JOB:
Extract the text of each entry below exactly, leaving every image behind.

(Data excerpts)

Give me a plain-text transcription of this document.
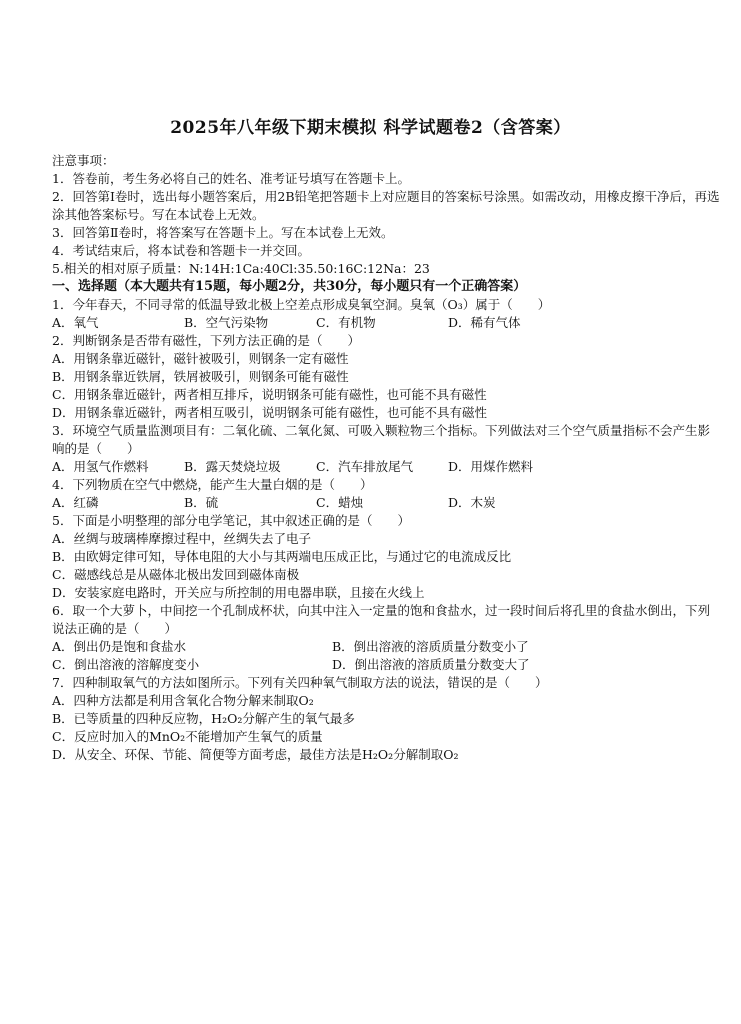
2025年八年级下期末模拟 科学试题卷2（含答案）
注意事项：
1．答卷前，考生务必将自己的姓名、准考证号填写在答题卡上。
2．回答第Ⅰ卷时，选出每小题答案后，用2B铅笔把答题卡上对应题目的答案标号涂黑。如需改动，用橡皮擦干净后，再选涂其他答案标号。写在本试卷上无效。
3．回答第Ⅱ卷时，将答案写在答题卡上。写在本试卷上无效。
4．考试结束后，将本试卷和答题卡一并交回。
5.相关的相对原子质量：N:14H:1Ca:40Cl:35.50:16C:12Na：23
一、选择题（本大题共有15题，每小题2分，共30分，每小题只有一个正确答案）
1．今年春天，不同寻常的低温导致北极上空差点形成臭氧空洞。臭氧（O₃）属于（　　）
A．氧气	B．空气污染物	C．有机物	D．稀有气体
2．判断钢条是否带有磁性，下列方法正确的是（　　）
A．用钢条靠近磁针，磁针被吸引，则钢条一定有磁性
B．用钢条靠近铁屑，铁屑被吸引，则钢条可能有磁性
C．用钢条靠近磁针，两者相互排斥，说明钢条可能有磁性，也可能不具有磁性
D．用钢条靠近磁针，两者相互吸引，说明钢条可能有磁性，也可能不具有磁性
3．环境空气质量监测项目有：二氧化硫、二氧化氮、可吸入颗粒物三个指标。下列做法对三个空气质量指标不会产生影响的是（　　）
A．用氢气作燃料	B．露天焚烧垃圾	C．汽车排放尾气	D．用煤作燃料
4．下列物质在空气中燃烧，能产生大量白烟的是（　　）
A．红磷	B．硫	C．蜡烛	D．木炭
5．下面是小明整理的部分电学笔记，其中叙述正确的是（　　）
A．丝绸与玻璃棒摩擦过程中，丝绸失去了电子
B．由欧姆定律可知，导体电阻的大小与其两端电压成正比，与通过它的电流成反比
C．磁感线总是从磁体北极出发回到磁体南极
D．安装家庭电路时，开关应与所控制的用电器串联，且接在火线上
6．取一个大萝卜，中间挖一个孔制成杯状，向其中注入一定量的饱和食盐水，过一段时间后将孔里的食盐水倒出，下列说法正确的是（　　）
A．倒出仍是饱和食盐水	B．倒出溶液的溶质质量分数变小了
C．倒出溶液的溶解度变小	D．倒出溶液的溶质质量分数变大了
7．四种制取氧气的方法如图所示。下列有关四种氧气制取方法的说法，错误的是（　　）
A．四种方法都是利用含氧化合物分解来制取O₂
B．已等质量的四种反应物，H₂O₂分解产生的氧气最多
C．反应时加入的MnO₂不能增加产生氧气的质量
D．从安全、环保、节能、简便等方面考虑，最佳方法是H₂O₂分解制取O₂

WRITTEN RESPONSE:
Give me a plain-text transcription of this document.
2025年八年级下期末模拟 科学试题卷2（含答案）
注意事项：
1．答卷前，考生务必将自己的姓名、准考证号填写在答题卡上。
2．回答第Ⅰ卷时，选出每小题答案后，用2B铅笔把答题卡上对应题目的答案标号涂黑。如需改动，用橡皮擦干净后，再选涂其他答案标号。写在本试卷上无效。
3．回答第Ⅱ卷时，将答案写在答题卡上。写在本试卷上无效。
4．考试结束后，将本试卷和答题卡一并交回。
5.相关的相对原子质量：N:14H:1Ca:40Cl:35.50:16C:12Na：23
一、选择题（本大题共有15题，每小题2分，共30分，每小题只有一个正确答案）
1．今年春天，不同寻常的低温导致北极上空差点形成臭氧空洞。臭氧（O₃）属于（　　）
A．氧气	B．空气污染物	C．有机物	D．稀有气体
2．判断钢条是否带有磁性，下列方法正确的是（　　）
A．用钢条靠近磁针，磁针被吸引，则钢条一定有磁性
B．用钢条靠近铁屑，铁屑被吸引，则钢条可能有磁性
C．用钢条靠近磁针，两者相互排斥，说明钢条可能有磁性，也可能不具有磁性
D．用钢条靠近磁针，两者相互吸引，说明钢条可能有磁性，也可能不具有磁性
3．环境空气质量监测项目有：二氧化硫、二氧化氮、可吸入颗粒物三个指标。下列做法对三个空气质量指标不会产生影响的是（　　）
A．用氢气作燃料	B．露天焚烧垃圾	C．汽车排放尾气	D．用煤作燃料
4．下列物质在空气中燃烧，能产生大量白烟的是（　　）
A．红磷	B．硫	C．蜡烛	D．木炭
5．下面是小明整理的部分电学笔记，其中叙述正确的是（　　）
A．丝绸与玻璃棒摩擦过程中，丝绸失去了电子
B．由欧姆定律可知，导体电阻的大小与其两端电压成正比，与通过它的电流成反比
C．磁感线总是从磁体北极出发回到磁体南极
D．安装家庭电路时，开关应与所控制的用电器串联，且接在火线上
6．取一个大萝卜，中间挖一个孔制成杯状，向其中注入一定量的饱和食盐水，过一段时间后将孔里的食盐水倒出，下列说法正确的是（　　）
A．倒出仍是饱和食盐水	B．倒出溶液的溶质质量分数变小了
C．倒出溶液的溶解度变小	D．倒出溶液的溶质质量分数变大了
7．四种制取氧气的方法如图所示。下列有关四种氧气制取方法的说法，错误的是（　　）
A．四种方法都是利用含氧化合物分解来制取O₂
B．已等质量的四种反应物，H₂O₂分解产生的氧气最多
C．反应时加入的MnO₂不能增加产生氧气的质量
D．从安全、环保、节能、简便等方面考虑，最佳方法是H₂O₂分解制取O₂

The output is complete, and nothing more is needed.